* Entries supplied:
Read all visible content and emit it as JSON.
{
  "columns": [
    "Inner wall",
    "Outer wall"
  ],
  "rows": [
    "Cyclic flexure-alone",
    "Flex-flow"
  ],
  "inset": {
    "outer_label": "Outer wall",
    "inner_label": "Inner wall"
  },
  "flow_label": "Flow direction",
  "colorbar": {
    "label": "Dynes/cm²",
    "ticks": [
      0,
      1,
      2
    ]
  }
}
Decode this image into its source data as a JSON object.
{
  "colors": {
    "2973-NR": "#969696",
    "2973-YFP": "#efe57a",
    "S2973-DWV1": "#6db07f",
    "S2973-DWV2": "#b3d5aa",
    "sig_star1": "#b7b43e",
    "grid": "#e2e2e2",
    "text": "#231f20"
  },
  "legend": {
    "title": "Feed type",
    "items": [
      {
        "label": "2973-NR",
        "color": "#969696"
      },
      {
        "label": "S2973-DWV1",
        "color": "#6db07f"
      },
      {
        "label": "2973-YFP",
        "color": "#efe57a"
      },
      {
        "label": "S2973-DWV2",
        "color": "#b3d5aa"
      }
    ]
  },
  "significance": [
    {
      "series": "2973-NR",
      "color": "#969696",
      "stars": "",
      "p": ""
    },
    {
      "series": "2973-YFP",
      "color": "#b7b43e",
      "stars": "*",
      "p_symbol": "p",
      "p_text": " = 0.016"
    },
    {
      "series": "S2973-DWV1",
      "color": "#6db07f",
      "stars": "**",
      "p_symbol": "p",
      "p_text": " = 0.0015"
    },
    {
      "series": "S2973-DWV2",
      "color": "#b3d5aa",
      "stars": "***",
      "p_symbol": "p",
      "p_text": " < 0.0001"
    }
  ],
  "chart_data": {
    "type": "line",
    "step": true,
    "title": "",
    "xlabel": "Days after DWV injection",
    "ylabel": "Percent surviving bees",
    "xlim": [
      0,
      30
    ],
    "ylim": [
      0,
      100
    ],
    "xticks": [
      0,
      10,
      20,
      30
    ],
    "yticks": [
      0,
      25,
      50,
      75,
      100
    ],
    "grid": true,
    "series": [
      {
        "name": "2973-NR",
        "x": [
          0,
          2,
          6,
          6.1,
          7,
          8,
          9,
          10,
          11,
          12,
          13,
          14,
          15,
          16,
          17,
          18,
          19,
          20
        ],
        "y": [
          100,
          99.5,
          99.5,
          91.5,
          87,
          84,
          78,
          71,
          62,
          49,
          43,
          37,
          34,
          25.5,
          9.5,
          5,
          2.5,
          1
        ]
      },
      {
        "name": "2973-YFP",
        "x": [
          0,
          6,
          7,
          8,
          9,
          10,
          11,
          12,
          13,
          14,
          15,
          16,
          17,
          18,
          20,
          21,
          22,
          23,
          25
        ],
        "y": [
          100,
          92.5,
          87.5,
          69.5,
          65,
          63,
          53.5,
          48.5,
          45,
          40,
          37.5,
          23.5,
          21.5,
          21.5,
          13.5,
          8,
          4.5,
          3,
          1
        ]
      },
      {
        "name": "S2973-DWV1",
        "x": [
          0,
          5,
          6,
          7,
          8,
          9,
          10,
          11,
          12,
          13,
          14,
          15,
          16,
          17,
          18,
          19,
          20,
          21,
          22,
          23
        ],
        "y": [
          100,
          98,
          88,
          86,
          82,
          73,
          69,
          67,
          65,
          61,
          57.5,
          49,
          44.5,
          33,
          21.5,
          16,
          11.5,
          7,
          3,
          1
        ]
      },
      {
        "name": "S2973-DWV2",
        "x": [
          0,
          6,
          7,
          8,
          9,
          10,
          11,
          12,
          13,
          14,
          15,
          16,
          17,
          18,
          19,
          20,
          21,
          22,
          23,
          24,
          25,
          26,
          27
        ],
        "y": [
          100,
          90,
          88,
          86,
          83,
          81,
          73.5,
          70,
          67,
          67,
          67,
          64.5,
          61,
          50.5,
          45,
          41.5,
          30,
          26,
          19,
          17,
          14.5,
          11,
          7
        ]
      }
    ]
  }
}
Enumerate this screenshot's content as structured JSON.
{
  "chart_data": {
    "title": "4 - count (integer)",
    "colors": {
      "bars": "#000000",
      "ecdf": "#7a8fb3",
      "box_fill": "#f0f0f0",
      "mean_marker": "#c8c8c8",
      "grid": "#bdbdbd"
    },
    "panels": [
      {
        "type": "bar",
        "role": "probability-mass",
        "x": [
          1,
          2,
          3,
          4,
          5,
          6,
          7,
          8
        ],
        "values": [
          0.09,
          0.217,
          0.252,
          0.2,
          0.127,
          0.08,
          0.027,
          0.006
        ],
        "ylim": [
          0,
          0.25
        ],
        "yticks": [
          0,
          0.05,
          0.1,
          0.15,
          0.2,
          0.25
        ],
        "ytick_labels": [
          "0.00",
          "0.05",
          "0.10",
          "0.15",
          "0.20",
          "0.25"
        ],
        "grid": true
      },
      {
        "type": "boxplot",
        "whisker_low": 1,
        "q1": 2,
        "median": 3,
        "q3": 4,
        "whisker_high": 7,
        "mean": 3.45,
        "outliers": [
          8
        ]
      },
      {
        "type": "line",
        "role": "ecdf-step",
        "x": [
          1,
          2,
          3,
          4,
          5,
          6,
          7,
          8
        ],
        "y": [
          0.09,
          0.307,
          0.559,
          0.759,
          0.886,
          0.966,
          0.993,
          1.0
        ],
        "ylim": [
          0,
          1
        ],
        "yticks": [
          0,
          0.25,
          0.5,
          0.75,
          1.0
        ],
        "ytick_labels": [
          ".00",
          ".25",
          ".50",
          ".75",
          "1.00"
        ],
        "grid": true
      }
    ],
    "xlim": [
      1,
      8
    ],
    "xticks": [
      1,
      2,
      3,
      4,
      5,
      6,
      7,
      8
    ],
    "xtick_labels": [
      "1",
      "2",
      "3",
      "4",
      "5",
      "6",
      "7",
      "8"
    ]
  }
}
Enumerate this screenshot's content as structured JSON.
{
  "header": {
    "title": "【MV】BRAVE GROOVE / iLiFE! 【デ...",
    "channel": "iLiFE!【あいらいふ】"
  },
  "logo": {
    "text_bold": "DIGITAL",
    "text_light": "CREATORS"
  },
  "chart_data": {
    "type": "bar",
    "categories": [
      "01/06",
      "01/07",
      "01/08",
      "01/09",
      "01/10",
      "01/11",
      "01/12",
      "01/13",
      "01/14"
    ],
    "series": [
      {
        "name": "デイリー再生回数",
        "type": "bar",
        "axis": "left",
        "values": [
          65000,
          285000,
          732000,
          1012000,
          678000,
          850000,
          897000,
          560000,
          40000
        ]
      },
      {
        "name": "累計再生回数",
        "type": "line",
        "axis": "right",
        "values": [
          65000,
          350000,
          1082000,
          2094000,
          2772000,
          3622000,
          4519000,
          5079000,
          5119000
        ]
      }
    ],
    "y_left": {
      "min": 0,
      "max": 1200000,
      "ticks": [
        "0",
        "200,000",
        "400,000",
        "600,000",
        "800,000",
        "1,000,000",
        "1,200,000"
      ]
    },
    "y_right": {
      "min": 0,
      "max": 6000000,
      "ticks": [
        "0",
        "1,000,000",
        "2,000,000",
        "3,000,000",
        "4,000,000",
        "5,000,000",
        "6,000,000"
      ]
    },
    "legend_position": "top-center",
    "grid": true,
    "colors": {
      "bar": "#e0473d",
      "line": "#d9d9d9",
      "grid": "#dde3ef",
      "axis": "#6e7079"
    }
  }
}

* Your goal:
Copy out the material word for word and line for line.

* Reply:
Read all visible content and emit it as JSON.
{
  "columns": [
    "Inner wall",
    "Outer wall"
  ],
  "rows": [
    "Cyclic flexure-alone",
    "Flex-flow"
  ],
  "inset": {
    "outer_label": "Outer wall",
    "inner_label": "Inner wall"
  },
  "flow_label": "Flow direction",
  "colorbar": {
    "label": "Dynes/cm²",
    "ticks": [
      0,
      1,
      2
    ]
  }
}
Decode this image into its source data as a JSON object.
{
  "colors": {
    "2973-NR": "#969696",
    "2973-YFP": "#efe57a",
    "S2973-DWV1": "#6db07f",
    "S2973-DWV2": "#b3d5aa",
    "sig_star1": "#b7b43e",
    "grid": "#e2e2e2",
    "text": "#231f20"
  },
  "legend": {
    "title": "Feed type",
    "items": [
      {
        "label": "2973-NR",
        "color": "#969696"
      },
      {
        "label": "S2973-DWV1",
        "color": "#6db07f"
      },
      {
        "label": "2973-YFP",
        "color": "#efe57a"
      },
      {
        "label": "S2973-DWV2",
        "color": "#b3d5aa"
      }
    ]
  },
  "significance": [
    {
      "series": "2973-NR",
      "color": "#969696",
      "stars": "",
      "p": ""
    },
    {
      "series": "2973-YFP",
      "color": "#b7b43e",
      "stars": "*",
      "p_symbol": "p",
      "p_text": " = 0.016"
    },
    {
      "series": "S2973-DWV1",
      "color": "#6db07f",
      "stars": "**",
      "p_symbol": "p",
      "p_text": " = 0.0015"
    },
    {
      "series": "S2973-DWV2",
      "color": "#b3d5aa",
      "stars": "***",
      "p_symbol": "p",
      "p_text": " < 0.0001"
    }
  ],
  "chart_data": {
    "type": "line",
    "step": true,
    "title": "",
    "xlabel": "Days after DWV injection",
    "ylabel": "Percent surviving bees",
    "xlim": [
      0,
      30
    ],
    "ylim": [
      0,
      100
    ],
    "xticks": [
      0,
      10,
      20,
      30
    ],
    "yticks": [
      0,
      25,
      50,
      75,
      100
    ],
    "grid": true,
    "series": [
      {
        "name": "2973-NR",
        "x": [
          0,
          2,
          6,
          6.1,
          7,
          8,
          9,
          10,
          11,
          12,
          13,
          14,
          15,
          16,
          17,
          18,
          19,
          20
        ],
        "y": [
          100,
          99.5,
          99.5,
          91.5,
          87,
          84,
          78,
          71,
          62,
          49,
          43,
          37,
          34,
          25.5,
          9.5,
          5,
          2.5,
          1
        ]
      },
      {
        "name": "2973-YFP",
        "x": [
          0,
          6,
          7,
          8,
          9,
          10,
          11,
          12,
          13,
          14,
          15,
          16,
          17,
          18,
          20,
          21,
          22,
          23,
          25
        ],
        "y": [
          100,
          92.5,
          87.5,
          69.5,
          65,
          63,
          53.5,
          48.5,
          45,
          40,
          37.5,
          23.5,
          21.5,
          21.5,
          13.5,
          8,
          4.5,
          3,
          1
        ]
      },
      {
        "name": "S2973-DWV1",
        "x": [
          0,
          5,
          6,
          7,
          8,
          9,
          10,
          11,
          12,
          13,
          14,
          15,
          16,
          17,
          18,
          19,
          20,
          21,
          22,
          23
        ],
        "y": [
          100,
          98,
          88,
          86,
          82,
          73,
          69,
          67,
          65,
          61,
          57.5,
          49,
          44.5,
          33,
          21.5,
          16,
          11.5,
          7,
          3,
          1
        ]
      },
      {
        "name": "S2973-DWV2",
        "x": [
          0,
          6,
          7,
          8,
          9,
          10,
          11,
          12,
          13,
          14,
          15,
          16,
          17,
          18,
          19,
          20,
          21,
          22,
          23,
          24,
          25,
          26,
          27
        ],
        "y": [
          100,
          90,
          88,
          86,
          83,
          81,
          73.5,
          70,
          67,
          67,
          67,
          64.5,
          61,
          50.5,
          45,
          41.5,
          30,
          26,
          19,
          17,
          14.5,
          11,
          7
        ]
      }
    ]
  }
}
Enumerate this screenshot's content as structured JSON.
{
  "chart_data": {
    "title": "4 - count (integer)",
    "colors": {
      "bars": "#000000",
      "ecdf": "#7a8fb3",
      "box_fill": "#f0f0f0",
      "mean_marker": "#c8c8c8",
      "grid": "#bdbdbd"
    },
    "panels": [
      {
        "type": "bar",
        "role": "probability-mass",
        "x": [
          1,
          2,
          3,
          4,
          5,
          6,
          7,
          8
        ],
        "values": [
          0.09,
          0.217,
          0.252,
          0.2,
          0.127,
          0.08,
          0.027,
          0.006
        ],
        "ylim": [
          0,
          0.25
        ],
        "yticks": [
          0,
          0.05,
          0.1,
          0.15,
          0.2,
          0.25
        ],
        "ytick_labels": [
          "0.00",
          "0.05",
          "0.10",
          "0.15",
          "0.20",
          "0.25"
        ],
        "grid": true
      },
      {
        "type": "boxplot",
        "whisker_low": 1,
        "q1": 2,
        "median": 3,
        "q3": 4,
        "whisker_high": 7,
        "mean": 3.45,
        "outliers": [
          8
        ]
      },
      {
        "type": "line",
        "role": "ecdf-step",
        "x": [
          1,
          2,
          3,
          4,
          5,
          6,
          7,
          8
        ],
        "y": [
          0.09,
          0.307,
          0.559,
          0.759,
          0.886,
          0.966,
          0.993,
          1.0
        ],
        "ylim": [
          0,
          1
        ],
        "yticks": [
          0,
          0.25,
          0.5,
          0.75,
          1.0
        ],
        "ytick_labels": [
          ".00",
          ".25",
          ".50",
          ".75",
          "1.00"
        ],
        "grid": true
      }
    ],
    "xlim": [
      1,
      8
    ],
    "xticks": [
      1,
      2,
      3,
      4,
      5,
      6,
      7,
      8
    ],
    "xtick_labels": [
      "1",
      "2",
      "3",
      "4",
      "5",
      "6",
      "7",
      "8"
    ]
  }
}
Enumerate this screenshot's content as structured JSON.
{
  "header": {
    "title": "【MV】BRAVE GROOVE / iLiFE! 【デ...",
    "channel": "iLiFE!【あいらいふ】"
  },
  "logo": {
    "text_bold": "DIGITAL",
    "text_light": "CREATORS"
  },
  "chart_data": {
    "type": "bar",
    "categories": [
      "01/06",
      "01/07",
      "01/08",
      "01/09",
      "01/10",
      "01/11",
      "01/12",
      "01/13",
      "01/14"
    ],
    "series": [
      {
        "name": "デイリー再生回数",
        "type": "bar",
        "axis": "left",
        "values": [
          65000,
          285000,
          732000,
          1012000,
          678000,
          850000,
          897000,
          560000,
          40000
        ]
      },
      {
        "name": "累計再生回数",
        "type": "line",
        "axis": "right",
        "values": [
          65000,
          350000,
          1082000,
          2094000,
          2772000,
          3622000,
          4519000,
          5079000,
          5119000
        ]
      }
    ],
    "y_left": {
      "min": 0,
      "max": 1200000,
      "ticks": [
        "0",
        "200,000",
        "400,000",
        "600,000",
        "800,000",
        "1,000,000",
        "1,200,000"
      ]
    },
    "y_right": {
      "min": 0,
      "max": 6000000,
      "ticks": [
        "0",
        "1,000,000",
        "2,000,000",
        "3,000,000",
        "4,000,000",
        "5,000,000",
        "6,000,000"
      ]
    },
    "legend_position": "top-center",
    "grid": true,
    "colors": {
      "bar": "#e0473d",
      "line": "#d9d9d9",
      "grid": "#dde3ef",
      "axis": "#6e7079"
    }
  }
}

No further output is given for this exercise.